# START OF DATA LINES
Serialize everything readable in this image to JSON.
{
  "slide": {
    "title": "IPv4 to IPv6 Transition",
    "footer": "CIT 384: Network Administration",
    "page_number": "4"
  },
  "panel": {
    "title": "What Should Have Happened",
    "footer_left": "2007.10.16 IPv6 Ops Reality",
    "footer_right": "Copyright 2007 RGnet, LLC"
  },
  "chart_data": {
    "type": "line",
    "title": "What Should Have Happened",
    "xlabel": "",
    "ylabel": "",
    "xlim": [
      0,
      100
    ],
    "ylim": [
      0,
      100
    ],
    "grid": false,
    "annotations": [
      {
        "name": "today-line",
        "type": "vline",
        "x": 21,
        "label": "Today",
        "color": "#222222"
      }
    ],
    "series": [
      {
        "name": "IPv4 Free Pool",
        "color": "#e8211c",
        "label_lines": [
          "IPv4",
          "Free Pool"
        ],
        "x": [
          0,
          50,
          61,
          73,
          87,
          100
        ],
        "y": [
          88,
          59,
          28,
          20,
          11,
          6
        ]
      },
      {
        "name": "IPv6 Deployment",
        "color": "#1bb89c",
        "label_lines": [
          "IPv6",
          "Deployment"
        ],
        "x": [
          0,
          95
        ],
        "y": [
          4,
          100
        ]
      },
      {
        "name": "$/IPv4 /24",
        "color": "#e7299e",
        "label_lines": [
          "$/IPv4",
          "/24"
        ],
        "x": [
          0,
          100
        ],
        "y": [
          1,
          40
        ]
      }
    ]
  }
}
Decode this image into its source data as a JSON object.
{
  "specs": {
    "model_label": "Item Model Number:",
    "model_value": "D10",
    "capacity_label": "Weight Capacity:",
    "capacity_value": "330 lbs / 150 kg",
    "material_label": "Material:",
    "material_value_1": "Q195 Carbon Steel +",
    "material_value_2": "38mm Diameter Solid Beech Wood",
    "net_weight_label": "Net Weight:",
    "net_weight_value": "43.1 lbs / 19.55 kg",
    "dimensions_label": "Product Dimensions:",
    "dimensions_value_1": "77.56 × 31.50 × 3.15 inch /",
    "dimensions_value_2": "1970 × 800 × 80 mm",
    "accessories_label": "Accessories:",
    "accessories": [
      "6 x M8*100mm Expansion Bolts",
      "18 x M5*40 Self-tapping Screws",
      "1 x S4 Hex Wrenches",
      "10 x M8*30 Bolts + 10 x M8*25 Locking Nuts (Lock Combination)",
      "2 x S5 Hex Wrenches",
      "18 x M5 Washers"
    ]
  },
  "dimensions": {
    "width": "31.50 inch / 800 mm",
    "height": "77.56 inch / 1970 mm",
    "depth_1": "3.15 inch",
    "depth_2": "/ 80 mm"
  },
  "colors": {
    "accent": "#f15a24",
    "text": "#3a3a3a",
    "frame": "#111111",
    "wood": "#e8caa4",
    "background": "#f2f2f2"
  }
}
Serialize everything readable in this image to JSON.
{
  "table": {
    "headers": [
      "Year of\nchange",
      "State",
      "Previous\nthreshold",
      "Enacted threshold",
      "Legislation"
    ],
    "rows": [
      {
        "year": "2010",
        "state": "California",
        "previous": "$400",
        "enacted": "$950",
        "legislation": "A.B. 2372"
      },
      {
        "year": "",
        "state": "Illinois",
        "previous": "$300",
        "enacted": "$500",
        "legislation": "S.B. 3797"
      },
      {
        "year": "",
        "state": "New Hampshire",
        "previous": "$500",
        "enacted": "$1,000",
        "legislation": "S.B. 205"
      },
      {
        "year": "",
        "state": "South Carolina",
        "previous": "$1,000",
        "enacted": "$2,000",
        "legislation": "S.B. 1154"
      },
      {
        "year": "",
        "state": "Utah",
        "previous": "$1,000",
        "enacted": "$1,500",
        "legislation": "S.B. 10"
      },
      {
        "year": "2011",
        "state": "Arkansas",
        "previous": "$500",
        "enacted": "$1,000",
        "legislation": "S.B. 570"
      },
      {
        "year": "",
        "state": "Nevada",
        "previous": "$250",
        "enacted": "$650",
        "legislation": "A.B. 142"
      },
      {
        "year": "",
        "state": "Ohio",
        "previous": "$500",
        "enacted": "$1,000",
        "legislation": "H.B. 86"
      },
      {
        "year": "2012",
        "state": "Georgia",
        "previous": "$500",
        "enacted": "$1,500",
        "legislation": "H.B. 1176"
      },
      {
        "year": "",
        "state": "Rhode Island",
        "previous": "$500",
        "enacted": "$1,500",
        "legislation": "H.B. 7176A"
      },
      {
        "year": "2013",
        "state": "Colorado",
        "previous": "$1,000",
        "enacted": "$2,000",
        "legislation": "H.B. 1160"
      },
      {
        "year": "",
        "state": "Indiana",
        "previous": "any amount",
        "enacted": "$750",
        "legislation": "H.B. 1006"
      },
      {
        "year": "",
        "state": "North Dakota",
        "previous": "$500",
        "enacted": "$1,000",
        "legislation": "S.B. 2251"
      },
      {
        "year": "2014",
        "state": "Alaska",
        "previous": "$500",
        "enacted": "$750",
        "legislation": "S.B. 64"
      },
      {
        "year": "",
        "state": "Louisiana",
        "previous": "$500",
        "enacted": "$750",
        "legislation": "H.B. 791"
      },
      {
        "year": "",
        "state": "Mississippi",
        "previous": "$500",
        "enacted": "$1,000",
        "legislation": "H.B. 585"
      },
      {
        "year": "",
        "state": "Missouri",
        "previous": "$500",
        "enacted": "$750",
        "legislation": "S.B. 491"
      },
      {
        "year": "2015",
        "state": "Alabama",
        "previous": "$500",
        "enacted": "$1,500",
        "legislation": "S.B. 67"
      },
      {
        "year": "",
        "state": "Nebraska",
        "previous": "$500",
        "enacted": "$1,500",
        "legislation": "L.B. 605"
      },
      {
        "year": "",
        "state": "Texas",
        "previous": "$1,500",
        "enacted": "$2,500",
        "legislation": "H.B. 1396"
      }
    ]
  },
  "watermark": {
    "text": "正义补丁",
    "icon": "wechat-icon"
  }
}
# END OF DATA LINES
### [TASK TO COMPLETE]
Copy out all of the data exactly, leaving nothing out.

### [FULL RESPONSE]
Serialize everything readable in this image to JSON.
{
  "slide": {
    "title": "IPv4 to IPv6 Transition",
    "footer": "CIT 384: Network Administration",
    "page_number": "4"
  },
  "panel": {
    "title": "What Should Have Happened",
    "footer_left": "2007.10.16 IPv6 Ops Reality",
    "footer_right": "Copyright 2007 RGnet, LLC"
  },
  "chart_data": {
    "type": "line",
    "title": "What Should Have Happened",
    "xlabel": "",
    "ylabel": "",
    "xlim": [
      0,
      100
    ],
    "ylim": [
      0,
      100
    ],
    "grid": false,
    "annotations": [
      {
        "name": "today-line",
        "type": "vline",
        "x": 21,
        "label": "Today",
        "color": "#222222"
      }
    ],
    "series": [
      {
        "name": "IPv4 Free Pool",
        "color": "#e8211c",
        "label_lines": [
          "IPv4",
          "Free Pool"
        ],
        "x": [
          0,
          50,
          61,
          73,
          87,
          100
        ],
        "y": [
          88,
          59,
          28,
          20,
          11,
          6
        ]
      },
      {
        "name": "IPv6 Deployment",
        "color": "#1bb89c",
        "label_lines": [
          "IPv6",
          "Deployment"
        ],
        "x": [
          0,
          95
        ],
        "y": [
          4,
          100
        ]
      },
      {
        "name": "$/IPv4 /24",
        "color": "#e7299e",
        "label_lines": [
          "$/IPv4",
          "/24"
        ],
        "x": [
          0,
          100
        ],
        "y": [
          1,
          40
        ]
      }
    ]
  }
}
Decode this image into its source data as a JSON object.
{
  "specs": {
    "model_label": "Item Model Number:",
    "model_value": "D10",
    "capacity_label": "Weight Capacity:",
    "capacity_value": "330 lbs / 150 kg",
    "material_label": "Material:",
    "material_value_1": "Q195 Carbon Steel +",
    "material_value_2": "38mm Diameter Solid Beech Wood",
    "net_weight_label": "Net Weight:",
    "net_weight_value": "43.1 lbs / 19.55 kg",
    "dimensions_label": "Product Dimensions:",
    "dimensions_value_1": "77.56 × 31.50 × 3.15 inch /",
    "dimensions_value_2": "1970 × 800 × 80 mm",
    "accessories_label": "Accessories:",
    "accessories": [
      "6 x M8*100mm Expansion Bolts",
      "18 x M5*40 Self-tapping Screws",
      "1 x S4 Hex Wrenches",
      "10 x M8*30 Bolts + 10 x M8*25 Locking Nuts (Lock Combination)",
      "2 x S5 Hex Wrenches",
      "18 x M5 Washers"
    ]
  },
  "dimensions": {
    "width": "31.50 inch / 800 mm",
    "height": "77.56 inch / 1970 mm",
    "depth_1": "3.15 inch",
    "depth_2": "/ 80 mm"
  },
  "colors": {
    "accent": "#f15a24",
    "text": "#3a3a3a",
    "frame": "#111111",
    "wood": "#e8caa4",
    "background": "#f2f2f2"
  }
}
Serialize everything readable in this image to JSON.
{
  "table": {
    "headers": [
      "Year of\nchange",
      "State",
      "Previous\nthreshold",
      "Enacted threshold",
      "Legislation"
    ],
    "rows": [
      {
        "year": "2010",
        "state": "California",
        "previous": "$400",
        "enacted": "$950",
        "legislation": "A.B. 2372"
      },
      {
        "year": "",
        "state": "Illinois",
        "previous": "$300",
        "enacted": "$500",
        "legislation": "S.B. 3797"
      },
      {
        "year": "",
        "state": "New Hampshire",
        "previous": "$500",
        "enacted": "$1,000",
        "legislation": "S.B. 205"
      },
      {
        "year": "",
        "state": "South Carolina",
        "previous": "$1,000",
        "enacted": "$2,000",
        "legislation": "S.B. 1154"
      },
      {
        "year": "",
        "state": "Utah",
        "previous": "$1,000",
        "enacted": "$1,500",
        "legislation": "S.B. 10"
      },
      {
        "year": "2011",
        "state": "Arkansas",
        "previous": "$500",
        "enacted": "$1,000",
        "legislation": "S.B. 570"
      },
      {
        "year": "",
        "state": "Nevada",
        "previous": "$250",
        "enacted": "$650",
        "legislation": "A.B. 142"
      },
      {
        "year": "",
        "state": "Ohio",
        "previous": "$500",
        "enacted": "$1,000",
        "legislation": "H.B. 86"
      },
      {
        "year": "2012",
        "state": "Georgia",
        "previous": "$500",
        "enacted": "$1,500",
        "legislation": "H.B. 1176"
      },
      {
        "year": "",
        "state": "Rhode Island",
        "previous": "$500",
        "enacted": "$1,500",
        "legislation": "H.B. 7176A"
      },
      {
        "year": "2013",
        "state": "Colorado",
        "previous": "$1,000",
        "enacted": "$2,000",
        "legislation": "H.B. 1160"
      },
      {
        "year": "",
        "state": "Indiana",
        "previous": "any amount",
        "enacted": "$750",
        "legislation": "H.B. 1006"
      },
      {
        "year": "",
        "state": "North Dakota",
        "previous": "$500",
        "enacted": "$1,000",
        "legislation": "S.B. 2251"
      },
      {
        "year": "2014",
        "state": "Alaska",
        "previous": "$500",
        "enacted": "$750",
        "legislation": "S.B. 64"
      },
      {
        "year": "",
        "state": "Louisiana",
        "previous": "$500",
        "enacted": "$750",
        "legislation": "H.B. 791"
      },
      {
        "year": "",
        "state": "Mississippi",
        "previous": "$500",
        "enacted": "$1,000",
        "legislation": "H.B. 585"
      },
      {
        "year": "",
        "state": "Missouri",
        "previous": "$500",
        "enacted": "$750",
        "legislation": "S.B. 491"
      },
      {
        "year": "2015",
        "state": "Alabama",
        "previous": "$500",
        "enacted": "$1,500",
        "legislation": "S.B. 67"
      },
      {
        "year": "",
        "state": "Nebraska",
        "previous": "$500",
        "enacted": "$1,500",
        "legislation": "L.B. 605"
      },
      {
        "year": "",
        "state": "Texas",
        "previous": "$1,500",
        "enacted": "$2,500",
        "legislation": "H.B. 1396"
      }
    ]
  },
  "watermark": {
    "text": "正义补丁",
    "icon": "wechat-icon"
  }
}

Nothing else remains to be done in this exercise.